§ **STUDY TEXT**:
· · · · · · ·

Transactions have many different forms, such as financial transactions, database transactions etc.

From the ESB profile point of view, there are two types of transactions:

Distributed transactions

A distributed transaction is a transaction that updates data on two or more networked computer systems, such as two databases or a database and a message queue such as JMS. Implementing robust distributed applications is difficult because these applications are subject to multiple failures, including failure of the client, the server, and the network connection between the client and server. For distributed transactions, each computer has a local transaction manager. When a transaction works at multiple computers, the transaction managers interact with other transaction managers via either a superior or subordinate relationship. These relationships are relevant only for a particular transaction.

For an example that demonstrates how the transaction mediator can be used to manage distributed transactions, see Transaction Mediator Example.

Java Message Service (JMS) transactions

In addition to the transaction mediator, WSO2 Enterprise Integrator (WSO2 EI) also supports JMS transactions.

· · · · · · ·

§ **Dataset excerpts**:

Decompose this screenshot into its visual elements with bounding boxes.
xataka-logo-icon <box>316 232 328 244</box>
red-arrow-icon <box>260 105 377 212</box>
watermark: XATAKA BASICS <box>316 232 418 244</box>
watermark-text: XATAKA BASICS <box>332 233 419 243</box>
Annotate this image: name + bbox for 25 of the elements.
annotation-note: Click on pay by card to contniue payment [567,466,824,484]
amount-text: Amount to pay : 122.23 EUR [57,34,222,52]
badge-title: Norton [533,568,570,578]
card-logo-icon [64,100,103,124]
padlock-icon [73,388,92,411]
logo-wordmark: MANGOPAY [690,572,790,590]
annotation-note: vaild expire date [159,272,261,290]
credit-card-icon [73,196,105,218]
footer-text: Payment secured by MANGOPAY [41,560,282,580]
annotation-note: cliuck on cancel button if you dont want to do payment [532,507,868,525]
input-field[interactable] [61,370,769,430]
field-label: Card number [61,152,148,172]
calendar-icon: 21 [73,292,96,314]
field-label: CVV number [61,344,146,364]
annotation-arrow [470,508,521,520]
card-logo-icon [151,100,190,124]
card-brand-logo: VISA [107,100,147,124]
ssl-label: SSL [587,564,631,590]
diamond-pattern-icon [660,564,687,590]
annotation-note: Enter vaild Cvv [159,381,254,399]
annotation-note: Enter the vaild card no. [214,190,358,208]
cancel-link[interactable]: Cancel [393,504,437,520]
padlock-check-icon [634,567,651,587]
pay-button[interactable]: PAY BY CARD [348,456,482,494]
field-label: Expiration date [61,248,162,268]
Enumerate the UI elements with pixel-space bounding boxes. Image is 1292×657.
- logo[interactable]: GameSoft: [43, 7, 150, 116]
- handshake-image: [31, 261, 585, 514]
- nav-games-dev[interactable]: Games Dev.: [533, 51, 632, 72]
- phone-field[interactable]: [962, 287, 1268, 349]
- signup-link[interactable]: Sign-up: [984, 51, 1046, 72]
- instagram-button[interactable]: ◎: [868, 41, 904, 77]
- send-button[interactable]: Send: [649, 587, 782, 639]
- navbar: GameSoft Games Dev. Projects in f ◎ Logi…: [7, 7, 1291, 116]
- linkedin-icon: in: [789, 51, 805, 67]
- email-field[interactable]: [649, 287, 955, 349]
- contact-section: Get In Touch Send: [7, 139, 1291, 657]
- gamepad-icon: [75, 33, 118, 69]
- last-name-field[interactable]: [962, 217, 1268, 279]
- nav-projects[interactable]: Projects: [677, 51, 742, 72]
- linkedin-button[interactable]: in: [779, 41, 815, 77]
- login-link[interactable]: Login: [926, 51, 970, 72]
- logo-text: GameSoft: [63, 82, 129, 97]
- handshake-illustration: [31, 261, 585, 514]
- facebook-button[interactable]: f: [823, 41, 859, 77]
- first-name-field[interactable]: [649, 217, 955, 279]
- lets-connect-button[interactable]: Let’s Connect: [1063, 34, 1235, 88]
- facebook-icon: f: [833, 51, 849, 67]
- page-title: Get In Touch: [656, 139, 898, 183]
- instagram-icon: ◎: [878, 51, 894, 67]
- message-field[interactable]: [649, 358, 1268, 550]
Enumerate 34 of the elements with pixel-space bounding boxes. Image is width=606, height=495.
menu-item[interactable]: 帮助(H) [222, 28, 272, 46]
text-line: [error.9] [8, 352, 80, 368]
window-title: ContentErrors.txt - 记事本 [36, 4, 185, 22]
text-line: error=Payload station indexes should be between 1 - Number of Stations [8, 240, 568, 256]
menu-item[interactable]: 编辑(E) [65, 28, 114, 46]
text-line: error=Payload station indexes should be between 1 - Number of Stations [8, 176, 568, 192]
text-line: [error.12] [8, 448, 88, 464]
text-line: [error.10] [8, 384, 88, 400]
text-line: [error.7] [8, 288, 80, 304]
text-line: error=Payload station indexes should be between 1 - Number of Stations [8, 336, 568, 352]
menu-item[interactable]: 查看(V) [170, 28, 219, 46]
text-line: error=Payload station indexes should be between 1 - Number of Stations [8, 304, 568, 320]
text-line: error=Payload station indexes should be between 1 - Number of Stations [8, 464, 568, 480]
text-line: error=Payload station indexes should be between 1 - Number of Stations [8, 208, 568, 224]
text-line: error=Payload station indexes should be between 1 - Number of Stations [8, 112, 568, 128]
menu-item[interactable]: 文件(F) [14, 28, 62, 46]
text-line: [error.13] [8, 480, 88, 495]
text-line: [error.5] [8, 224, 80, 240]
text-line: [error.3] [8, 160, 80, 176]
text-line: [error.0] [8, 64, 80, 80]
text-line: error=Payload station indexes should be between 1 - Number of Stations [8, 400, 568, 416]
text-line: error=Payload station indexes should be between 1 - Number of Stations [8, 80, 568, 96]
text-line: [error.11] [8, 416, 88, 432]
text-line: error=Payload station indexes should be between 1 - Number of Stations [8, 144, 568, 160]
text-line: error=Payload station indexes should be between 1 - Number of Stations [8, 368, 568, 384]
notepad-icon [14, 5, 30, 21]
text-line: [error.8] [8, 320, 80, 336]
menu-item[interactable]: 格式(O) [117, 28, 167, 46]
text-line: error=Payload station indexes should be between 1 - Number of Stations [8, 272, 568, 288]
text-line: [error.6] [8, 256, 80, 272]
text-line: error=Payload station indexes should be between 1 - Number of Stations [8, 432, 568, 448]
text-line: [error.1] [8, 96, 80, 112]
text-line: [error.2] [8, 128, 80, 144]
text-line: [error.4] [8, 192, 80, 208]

· · · · · · ·

§ **PROMPT**: In the text on transactions, what does each computer have for distributed transactions?

§ **OUTPUT BELOW**: Each computer has a local transaction manager.